==== Listed records

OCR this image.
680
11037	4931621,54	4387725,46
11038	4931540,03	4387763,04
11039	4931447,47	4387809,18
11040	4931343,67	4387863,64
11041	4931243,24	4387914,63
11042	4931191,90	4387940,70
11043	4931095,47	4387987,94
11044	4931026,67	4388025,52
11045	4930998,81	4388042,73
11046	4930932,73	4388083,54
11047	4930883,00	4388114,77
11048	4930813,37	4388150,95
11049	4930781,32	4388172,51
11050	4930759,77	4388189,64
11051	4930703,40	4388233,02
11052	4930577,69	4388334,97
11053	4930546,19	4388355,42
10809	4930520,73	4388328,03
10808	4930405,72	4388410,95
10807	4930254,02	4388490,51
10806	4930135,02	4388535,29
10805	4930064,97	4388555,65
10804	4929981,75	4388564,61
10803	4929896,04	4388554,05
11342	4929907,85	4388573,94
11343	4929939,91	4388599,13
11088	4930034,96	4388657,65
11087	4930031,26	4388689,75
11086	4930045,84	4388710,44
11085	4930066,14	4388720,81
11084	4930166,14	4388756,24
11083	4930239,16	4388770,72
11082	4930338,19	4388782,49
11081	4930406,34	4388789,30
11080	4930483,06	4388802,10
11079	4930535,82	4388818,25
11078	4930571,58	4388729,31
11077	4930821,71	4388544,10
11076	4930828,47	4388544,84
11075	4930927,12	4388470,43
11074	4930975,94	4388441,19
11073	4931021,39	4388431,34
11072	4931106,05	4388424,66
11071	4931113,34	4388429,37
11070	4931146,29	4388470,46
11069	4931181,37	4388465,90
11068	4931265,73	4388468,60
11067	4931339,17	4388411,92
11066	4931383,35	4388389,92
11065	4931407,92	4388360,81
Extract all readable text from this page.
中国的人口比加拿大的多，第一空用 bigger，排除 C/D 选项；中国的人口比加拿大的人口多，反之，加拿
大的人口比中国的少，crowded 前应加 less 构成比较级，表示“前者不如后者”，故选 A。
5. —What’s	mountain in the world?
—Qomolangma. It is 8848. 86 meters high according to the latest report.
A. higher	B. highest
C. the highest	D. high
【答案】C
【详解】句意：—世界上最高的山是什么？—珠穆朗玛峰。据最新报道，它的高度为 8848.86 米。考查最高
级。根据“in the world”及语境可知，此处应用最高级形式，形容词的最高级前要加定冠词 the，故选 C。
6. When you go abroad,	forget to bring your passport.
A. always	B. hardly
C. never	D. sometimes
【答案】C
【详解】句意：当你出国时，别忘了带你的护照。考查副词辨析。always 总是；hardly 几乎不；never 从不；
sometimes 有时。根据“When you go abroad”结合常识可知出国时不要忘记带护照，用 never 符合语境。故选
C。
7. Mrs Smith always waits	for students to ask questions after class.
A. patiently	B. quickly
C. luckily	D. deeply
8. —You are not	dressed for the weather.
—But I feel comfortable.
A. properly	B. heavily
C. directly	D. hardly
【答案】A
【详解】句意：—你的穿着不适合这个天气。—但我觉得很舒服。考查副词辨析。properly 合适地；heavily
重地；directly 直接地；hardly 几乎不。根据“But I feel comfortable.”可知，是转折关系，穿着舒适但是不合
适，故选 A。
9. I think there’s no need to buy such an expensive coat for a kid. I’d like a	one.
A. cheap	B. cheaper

========

Copy out each line exactly as written.

**Response**:
OCR this image.
680
11037	4931621,54	4387725,46
11038	4931540,03	4387763,04
11039	4931447,47	4387809,18
11040	4931343,67	4387863,64
11041	4931243,24	4387914,63
11042	4931191,90	4387940,70
11043	4931095,47	4387987,94
11044	4931026,67	4388025,52
11045	4930998,81	4388042,73
11046	4930932,73	4388083,54
11047	4930883,00	4388114,77
11048	4930813,37	4388150,95
11049	4930781,32	4388172,51
11050	4930759,77	4388189,64
11051	4930703,40	4388233,02
11052	4930577,69	4388334,97
11053	4930546,19	4388355,42
10809	4930520,73	4388328,03
10808	4930405,72	4388410,95
10807	4930254,02	4388490,51
10806	4930135,02	4388535,29
10805	4930064,97	4388555,65
10804	4929981,75	4388564,61
10803	4929896,04	4388554,05
11342	4929907,85	4388573,94
11343	4929939,91	4388599,13
11088	4930034,96	4388657,65
11087	4930031,26	4388689,75
11086	4930045,84	4388710,44
11085	4930066,14	4388720,81
11084	4930166,14	4388756,24
11083	4930239,16	4388770,72
11082	4930338,19	4388782,49
11081	4930406,34	4388789,30
11080	4930483,06	4388802,10
11079	4930535,82	4388818,25
11078	4930571,58	4388729,31
11077	4930821,71	4388544,10
11076	4930828,47	4388544,84
11075	4930927,12	4388470,43
11074	4930975,94	4388441,19
11073	4931021,39	4388431,34
11072	4931106,05	4388424,66
11071	4931113,34	4388429,37
11070	4931146,29	4388470,46
11069	4931181,37	4388465,90
11068	4931265,73	4388468,60
11067	4931339,17	4388411,92
11066	4931383,35	4388389,92
11065	4931407,92	4388360,81
Extract all readable text from this page.
中国的人口比加拿大的多，第一空用 bigger，排除 C/D 选项；中国的人口比加拿大的人口多，反之，加拿
大的人口比中国的少，crowded 前应加 less 构成比较级，表示“前者不如后者”，故选 A。
5. —What’s	mountain in the world?
—Qomolangma. It is 8848. 86 meters high according to the latest report.
A. higher	B. highest
C. the highest	D. high
【答案】C
【详解】句意：—世界上最高的山是什么？—珠穆朗玛峰。据最新报道，它的高度为 8848.86 米。考查最高
级。根据“in the world”及语境可知，此处应用最高级形式，形容词的最高级前要加定冠词 the，故选 C。
6. When you go abroad,	forget to bring your passport.
A. always	B. hardly
C. never	D. sometimes
【答案】C
【详解】句意：当你出国时，别忘了带你的护照。考查副词辨析。always 总是；hardly 几乎不；never 从不；
sometimes 有时。根据“When you go abroad”结合常识可知出国时不要忘记带护照，用 never 符合语境。故选
C。
7. Mrs Smith always waits	for students to ask questions after class.
A. patiently	B. quickly
C. luckily	D. deeply
8. —You are not	dressed for the weather.
—But I feel comfortable.
A. properly	B. heavily
C. directly	D. hardly
【答案】A
【详解】句意：—你的穿着不适合这个天气。—但我觉得很舒服。考查副词辨析。properly 合适地；heavily
重地；directly 直接地；hardly 几乎不。根据“But I feel comfortable.”可知，是转折关系，穿着舒适但是不合
适，故选 A。
9. I think there’s no need to buy such an expensive coat for a kid. I’d like a	one.
A. cheap	B. cheaper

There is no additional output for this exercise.